Draw out every line with the word "Inschakelen" from the listing below.

ENTRIES SUPPLIED:
>>>

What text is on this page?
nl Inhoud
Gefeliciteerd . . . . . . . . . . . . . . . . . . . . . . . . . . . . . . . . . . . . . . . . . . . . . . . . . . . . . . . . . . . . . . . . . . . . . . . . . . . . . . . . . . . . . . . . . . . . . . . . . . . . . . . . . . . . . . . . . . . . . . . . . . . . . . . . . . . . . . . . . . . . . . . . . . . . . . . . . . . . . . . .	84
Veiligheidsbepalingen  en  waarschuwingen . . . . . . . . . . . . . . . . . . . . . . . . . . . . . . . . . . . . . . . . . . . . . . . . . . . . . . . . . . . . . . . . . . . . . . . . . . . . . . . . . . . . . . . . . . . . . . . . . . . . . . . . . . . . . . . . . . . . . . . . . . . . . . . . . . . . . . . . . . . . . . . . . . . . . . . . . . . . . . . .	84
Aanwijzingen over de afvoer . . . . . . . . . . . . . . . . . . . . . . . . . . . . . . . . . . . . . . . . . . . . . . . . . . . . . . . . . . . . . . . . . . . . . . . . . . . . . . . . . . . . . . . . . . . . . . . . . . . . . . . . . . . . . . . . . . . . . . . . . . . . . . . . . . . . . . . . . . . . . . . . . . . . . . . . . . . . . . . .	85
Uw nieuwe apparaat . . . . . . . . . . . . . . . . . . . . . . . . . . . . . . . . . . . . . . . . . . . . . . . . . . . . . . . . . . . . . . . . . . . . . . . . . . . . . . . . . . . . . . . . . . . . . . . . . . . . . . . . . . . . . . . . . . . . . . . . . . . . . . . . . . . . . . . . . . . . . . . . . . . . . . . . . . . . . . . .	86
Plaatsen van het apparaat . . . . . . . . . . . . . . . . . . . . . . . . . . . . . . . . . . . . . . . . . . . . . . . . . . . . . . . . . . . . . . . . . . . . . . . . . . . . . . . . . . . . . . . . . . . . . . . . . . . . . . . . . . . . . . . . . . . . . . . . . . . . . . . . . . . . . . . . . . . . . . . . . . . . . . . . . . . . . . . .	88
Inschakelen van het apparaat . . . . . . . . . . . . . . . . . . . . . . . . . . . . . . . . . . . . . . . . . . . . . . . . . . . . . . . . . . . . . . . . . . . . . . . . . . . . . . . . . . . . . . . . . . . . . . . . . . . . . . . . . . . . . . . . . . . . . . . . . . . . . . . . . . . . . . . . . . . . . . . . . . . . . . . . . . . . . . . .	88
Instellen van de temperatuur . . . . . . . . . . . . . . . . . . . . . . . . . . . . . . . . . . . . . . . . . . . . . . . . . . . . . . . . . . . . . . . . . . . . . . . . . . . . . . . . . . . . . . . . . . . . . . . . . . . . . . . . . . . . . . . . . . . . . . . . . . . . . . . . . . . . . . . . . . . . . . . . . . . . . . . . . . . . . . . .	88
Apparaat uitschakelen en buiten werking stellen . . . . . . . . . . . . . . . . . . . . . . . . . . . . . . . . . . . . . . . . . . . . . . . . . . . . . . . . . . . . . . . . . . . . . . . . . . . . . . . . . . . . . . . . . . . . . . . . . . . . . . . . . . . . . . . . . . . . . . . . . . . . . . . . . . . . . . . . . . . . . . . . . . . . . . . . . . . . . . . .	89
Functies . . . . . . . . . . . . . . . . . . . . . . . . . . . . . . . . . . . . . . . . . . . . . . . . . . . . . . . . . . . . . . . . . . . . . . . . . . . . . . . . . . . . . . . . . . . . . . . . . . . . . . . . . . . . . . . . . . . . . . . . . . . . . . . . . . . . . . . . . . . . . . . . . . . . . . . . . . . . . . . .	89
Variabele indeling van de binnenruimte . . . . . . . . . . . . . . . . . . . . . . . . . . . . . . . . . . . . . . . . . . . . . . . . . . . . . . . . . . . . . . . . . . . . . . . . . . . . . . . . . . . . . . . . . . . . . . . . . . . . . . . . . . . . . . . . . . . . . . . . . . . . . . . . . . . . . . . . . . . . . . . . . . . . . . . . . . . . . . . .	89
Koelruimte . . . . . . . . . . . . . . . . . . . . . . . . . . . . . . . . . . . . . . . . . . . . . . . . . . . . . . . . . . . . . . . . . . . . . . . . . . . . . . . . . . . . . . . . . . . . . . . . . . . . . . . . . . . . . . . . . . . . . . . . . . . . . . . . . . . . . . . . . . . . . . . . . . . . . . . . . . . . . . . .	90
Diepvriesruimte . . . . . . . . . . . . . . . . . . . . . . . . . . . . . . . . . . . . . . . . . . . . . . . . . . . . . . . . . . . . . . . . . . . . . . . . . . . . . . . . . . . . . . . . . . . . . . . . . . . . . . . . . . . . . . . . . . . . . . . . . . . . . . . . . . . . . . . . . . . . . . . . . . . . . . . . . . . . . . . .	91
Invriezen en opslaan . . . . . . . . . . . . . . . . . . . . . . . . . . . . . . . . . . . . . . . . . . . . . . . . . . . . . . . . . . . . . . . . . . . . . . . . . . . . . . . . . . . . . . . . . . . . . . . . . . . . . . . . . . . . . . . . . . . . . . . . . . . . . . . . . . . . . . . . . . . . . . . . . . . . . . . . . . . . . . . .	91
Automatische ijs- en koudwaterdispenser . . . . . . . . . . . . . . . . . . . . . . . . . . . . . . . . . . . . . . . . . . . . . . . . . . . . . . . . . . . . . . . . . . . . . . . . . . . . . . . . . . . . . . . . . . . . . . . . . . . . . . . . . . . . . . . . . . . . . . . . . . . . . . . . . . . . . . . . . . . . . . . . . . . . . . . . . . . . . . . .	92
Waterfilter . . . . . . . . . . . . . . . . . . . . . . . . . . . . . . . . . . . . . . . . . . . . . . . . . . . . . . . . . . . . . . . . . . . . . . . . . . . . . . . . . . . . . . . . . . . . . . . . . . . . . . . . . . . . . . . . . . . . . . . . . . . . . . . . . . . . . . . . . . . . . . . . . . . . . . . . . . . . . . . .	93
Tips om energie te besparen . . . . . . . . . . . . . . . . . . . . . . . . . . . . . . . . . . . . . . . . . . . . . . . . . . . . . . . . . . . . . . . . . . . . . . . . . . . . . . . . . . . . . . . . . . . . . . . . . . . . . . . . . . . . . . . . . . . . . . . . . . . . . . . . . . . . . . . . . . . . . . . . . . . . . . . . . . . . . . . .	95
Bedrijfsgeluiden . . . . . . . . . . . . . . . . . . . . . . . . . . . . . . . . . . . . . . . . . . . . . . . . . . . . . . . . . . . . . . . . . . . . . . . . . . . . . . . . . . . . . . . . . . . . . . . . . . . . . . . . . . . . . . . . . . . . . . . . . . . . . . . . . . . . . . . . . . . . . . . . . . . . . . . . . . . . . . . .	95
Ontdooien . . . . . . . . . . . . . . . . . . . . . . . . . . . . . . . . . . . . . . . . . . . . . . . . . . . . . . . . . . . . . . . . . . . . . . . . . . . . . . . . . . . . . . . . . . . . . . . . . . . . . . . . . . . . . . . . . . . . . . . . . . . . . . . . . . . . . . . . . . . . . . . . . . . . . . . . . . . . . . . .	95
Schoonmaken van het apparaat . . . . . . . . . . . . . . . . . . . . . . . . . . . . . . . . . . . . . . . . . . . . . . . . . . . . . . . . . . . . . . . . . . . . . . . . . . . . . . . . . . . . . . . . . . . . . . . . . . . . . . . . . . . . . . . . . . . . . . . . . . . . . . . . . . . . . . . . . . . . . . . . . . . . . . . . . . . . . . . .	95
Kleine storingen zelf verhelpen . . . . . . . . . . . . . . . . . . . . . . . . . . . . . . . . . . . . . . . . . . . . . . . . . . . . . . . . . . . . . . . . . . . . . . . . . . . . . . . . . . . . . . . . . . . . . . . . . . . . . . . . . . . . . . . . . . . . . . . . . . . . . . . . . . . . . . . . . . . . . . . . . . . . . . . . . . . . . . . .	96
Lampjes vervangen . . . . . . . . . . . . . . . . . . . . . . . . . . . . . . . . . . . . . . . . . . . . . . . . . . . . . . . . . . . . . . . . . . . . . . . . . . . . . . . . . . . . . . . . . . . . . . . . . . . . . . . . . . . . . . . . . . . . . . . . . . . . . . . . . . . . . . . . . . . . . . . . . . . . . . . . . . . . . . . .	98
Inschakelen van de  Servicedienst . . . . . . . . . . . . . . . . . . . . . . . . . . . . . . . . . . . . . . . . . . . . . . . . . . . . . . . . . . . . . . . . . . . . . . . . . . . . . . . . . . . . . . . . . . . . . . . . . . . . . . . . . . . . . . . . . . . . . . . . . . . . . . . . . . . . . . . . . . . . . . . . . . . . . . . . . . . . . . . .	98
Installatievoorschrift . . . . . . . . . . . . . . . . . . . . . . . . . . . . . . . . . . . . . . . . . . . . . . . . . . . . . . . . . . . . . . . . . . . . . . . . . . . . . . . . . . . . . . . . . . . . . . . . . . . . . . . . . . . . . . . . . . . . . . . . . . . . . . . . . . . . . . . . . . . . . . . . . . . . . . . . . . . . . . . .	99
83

<<<

FINISHED EXERCISE:
Inschakelen van het apparaat . . . . . . . . . . . . . . . . . . . . . . . . . . . . . . . . . . . . . . . . . . . . . . . . . . . . . . . . . . . . . . . . . . . . . . . . . . . . . . . . . . . . . . . . . . . . . . . . . . . . . . . . . . . . . . . . . . . . . . . . . . . . . . . . . . . . . . . . . . . . . . . . . . . . . . . . . . . . . . . .	88
Inschakelen van de  Servicedienst . . . . . . . . . . . . . . . . . . . . . . . . . . . . . . . . . . . . . . . . . . . . . . . . . . . . . . . . . . . . . . . . . . . . . . . . . . . . . . . . . . . . . . . . . . . . . . . . . . . . . . . . . . . . . . . . . . . . . . . . . . . . . . . . . . . . . . . . . . . . . . . . . . . . . . . . . . . . . . . .	98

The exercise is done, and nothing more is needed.